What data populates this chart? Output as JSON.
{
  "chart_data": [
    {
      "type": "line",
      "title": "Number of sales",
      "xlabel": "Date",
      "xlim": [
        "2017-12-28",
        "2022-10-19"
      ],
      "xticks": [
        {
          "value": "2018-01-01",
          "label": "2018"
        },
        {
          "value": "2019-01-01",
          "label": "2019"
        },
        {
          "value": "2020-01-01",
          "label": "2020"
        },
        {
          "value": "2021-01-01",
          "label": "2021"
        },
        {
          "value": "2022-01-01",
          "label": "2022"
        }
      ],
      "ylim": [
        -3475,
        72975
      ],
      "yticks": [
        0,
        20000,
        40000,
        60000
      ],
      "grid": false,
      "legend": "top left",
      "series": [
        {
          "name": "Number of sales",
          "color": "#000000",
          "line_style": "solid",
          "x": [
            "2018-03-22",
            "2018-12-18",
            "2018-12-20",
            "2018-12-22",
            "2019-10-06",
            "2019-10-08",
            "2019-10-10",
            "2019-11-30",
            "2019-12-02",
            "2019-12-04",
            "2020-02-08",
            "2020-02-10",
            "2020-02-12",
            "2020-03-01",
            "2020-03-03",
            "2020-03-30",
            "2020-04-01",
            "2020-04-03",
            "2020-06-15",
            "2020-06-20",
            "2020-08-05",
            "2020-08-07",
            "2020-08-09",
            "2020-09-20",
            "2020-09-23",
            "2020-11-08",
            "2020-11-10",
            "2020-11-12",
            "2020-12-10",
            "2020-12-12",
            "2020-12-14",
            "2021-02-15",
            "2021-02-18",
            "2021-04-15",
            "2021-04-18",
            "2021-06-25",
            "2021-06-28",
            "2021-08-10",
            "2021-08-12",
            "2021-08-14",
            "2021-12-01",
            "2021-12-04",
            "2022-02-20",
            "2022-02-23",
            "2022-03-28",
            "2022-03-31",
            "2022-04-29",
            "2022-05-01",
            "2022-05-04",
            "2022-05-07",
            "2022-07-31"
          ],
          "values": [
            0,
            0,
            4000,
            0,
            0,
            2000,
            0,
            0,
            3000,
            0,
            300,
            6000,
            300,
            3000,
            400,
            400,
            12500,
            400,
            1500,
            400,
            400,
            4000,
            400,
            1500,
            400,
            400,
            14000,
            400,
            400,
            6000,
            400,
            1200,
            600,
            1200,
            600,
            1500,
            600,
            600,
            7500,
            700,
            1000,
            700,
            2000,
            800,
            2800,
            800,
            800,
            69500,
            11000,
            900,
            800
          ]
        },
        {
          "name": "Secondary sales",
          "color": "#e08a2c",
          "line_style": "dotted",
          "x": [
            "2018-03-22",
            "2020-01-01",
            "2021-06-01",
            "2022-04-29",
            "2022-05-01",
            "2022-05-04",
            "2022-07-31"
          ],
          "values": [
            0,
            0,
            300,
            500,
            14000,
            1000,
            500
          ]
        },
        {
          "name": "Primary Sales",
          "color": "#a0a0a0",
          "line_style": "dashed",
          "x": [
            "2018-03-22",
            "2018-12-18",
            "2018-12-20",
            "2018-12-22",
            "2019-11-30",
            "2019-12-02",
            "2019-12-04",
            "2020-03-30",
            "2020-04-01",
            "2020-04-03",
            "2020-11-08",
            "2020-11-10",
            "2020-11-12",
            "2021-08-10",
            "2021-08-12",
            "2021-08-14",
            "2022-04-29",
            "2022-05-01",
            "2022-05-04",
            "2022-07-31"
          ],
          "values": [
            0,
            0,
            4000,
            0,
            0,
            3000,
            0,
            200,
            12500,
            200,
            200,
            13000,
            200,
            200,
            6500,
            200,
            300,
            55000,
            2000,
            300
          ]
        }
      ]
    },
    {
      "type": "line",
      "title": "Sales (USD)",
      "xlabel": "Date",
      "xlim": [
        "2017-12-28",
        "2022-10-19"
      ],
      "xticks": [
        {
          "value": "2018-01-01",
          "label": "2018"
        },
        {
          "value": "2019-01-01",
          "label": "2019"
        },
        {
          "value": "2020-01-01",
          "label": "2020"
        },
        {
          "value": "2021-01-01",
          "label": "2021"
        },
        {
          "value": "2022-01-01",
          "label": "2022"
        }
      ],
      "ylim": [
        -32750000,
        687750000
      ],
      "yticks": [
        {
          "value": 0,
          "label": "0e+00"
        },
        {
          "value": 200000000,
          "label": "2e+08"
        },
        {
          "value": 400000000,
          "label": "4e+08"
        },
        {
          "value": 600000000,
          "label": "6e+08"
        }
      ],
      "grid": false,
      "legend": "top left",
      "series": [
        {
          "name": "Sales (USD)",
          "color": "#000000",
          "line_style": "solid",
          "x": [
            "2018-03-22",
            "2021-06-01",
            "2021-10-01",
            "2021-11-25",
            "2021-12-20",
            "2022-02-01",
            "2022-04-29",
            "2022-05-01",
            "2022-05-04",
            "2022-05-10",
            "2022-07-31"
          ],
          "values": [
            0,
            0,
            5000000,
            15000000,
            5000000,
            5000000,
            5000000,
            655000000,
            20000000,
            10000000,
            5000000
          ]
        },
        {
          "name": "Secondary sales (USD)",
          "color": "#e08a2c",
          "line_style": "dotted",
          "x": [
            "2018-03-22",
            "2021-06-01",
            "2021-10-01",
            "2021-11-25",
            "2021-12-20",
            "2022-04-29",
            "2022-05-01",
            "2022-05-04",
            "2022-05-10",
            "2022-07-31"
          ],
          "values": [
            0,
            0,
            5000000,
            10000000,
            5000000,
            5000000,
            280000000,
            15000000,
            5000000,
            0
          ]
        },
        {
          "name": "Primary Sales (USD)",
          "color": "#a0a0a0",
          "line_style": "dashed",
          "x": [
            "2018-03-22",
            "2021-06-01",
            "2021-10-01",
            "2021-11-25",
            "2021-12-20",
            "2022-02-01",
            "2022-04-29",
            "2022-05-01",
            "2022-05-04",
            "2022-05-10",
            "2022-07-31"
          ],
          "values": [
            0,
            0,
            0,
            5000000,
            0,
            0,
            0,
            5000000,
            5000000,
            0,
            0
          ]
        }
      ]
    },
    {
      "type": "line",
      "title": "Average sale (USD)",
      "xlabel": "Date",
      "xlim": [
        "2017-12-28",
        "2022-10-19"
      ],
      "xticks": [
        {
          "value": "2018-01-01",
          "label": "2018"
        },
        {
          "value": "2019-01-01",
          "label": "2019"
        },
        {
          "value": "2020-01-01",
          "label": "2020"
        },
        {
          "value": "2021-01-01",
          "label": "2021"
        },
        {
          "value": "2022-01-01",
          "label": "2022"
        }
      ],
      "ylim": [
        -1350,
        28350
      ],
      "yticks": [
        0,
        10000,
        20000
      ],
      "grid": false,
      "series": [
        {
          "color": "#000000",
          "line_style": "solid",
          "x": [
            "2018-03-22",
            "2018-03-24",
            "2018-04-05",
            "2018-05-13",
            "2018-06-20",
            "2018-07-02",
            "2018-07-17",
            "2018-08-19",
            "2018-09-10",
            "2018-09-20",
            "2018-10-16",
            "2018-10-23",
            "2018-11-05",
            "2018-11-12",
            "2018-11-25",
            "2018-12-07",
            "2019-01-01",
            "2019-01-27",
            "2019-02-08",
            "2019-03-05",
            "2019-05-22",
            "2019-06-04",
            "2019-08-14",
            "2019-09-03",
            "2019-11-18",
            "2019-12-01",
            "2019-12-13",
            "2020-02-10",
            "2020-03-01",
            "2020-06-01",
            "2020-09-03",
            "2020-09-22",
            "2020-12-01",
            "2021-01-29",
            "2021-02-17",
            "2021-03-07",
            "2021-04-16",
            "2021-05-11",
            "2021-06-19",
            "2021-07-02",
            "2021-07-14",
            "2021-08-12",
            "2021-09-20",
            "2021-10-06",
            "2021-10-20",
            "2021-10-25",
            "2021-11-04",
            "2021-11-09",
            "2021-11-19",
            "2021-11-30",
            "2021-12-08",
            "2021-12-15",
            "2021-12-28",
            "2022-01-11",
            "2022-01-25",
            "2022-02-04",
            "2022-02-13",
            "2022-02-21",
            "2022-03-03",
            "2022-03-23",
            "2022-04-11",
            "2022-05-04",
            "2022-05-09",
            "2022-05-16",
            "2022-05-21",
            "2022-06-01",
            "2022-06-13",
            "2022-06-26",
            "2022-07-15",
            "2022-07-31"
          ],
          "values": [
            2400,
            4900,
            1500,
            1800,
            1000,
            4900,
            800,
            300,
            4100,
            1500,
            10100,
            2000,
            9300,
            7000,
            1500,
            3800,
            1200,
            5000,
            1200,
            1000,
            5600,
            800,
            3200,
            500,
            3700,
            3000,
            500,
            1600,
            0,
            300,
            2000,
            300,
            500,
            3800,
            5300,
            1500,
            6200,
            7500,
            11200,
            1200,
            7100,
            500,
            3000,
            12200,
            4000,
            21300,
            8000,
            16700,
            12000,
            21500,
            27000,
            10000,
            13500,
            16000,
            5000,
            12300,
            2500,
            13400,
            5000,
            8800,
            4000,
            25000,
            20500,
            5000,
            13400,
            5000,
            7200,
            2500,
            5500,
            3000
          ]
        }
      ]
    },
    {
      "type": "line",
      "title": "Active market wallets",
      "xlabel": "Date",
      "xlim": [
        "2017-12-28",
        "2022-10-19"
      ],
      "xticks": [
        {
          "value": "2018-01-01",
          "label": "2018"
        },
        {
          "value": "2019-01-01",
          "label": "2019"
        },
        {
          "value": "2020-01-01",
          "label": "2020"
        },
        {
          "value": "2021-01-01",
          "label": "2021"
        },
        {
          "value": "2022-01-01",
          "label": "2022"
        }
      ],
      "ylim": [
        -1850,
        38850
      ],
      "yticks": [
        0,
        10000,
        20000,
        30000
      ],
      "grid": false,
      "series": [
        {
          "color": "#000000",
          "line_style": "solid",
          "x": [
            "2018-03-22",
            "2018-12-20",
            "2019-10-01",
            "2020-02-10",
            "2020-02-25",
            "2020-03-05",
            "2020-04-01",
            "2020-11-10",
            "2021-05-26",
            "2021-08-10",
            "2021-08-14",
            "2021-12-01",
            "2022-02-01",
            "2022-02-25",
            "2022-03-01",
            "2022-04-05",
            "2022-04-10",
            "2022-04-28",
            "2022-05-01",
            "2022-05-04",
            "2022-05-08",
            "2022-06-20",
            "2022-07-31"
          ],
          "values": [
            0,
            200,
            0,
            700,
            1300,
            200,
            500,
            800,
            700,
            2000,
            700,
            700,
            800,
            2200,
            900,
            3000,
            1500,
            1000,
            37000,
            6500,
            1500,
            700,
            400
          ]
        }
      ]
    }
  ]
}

::::::::

PROBLEM STATEMENT:
What is the number of lines in the listing above that contain the string "Primary"? Give only the number.

SOLUTION TO THE EXERCISE:
2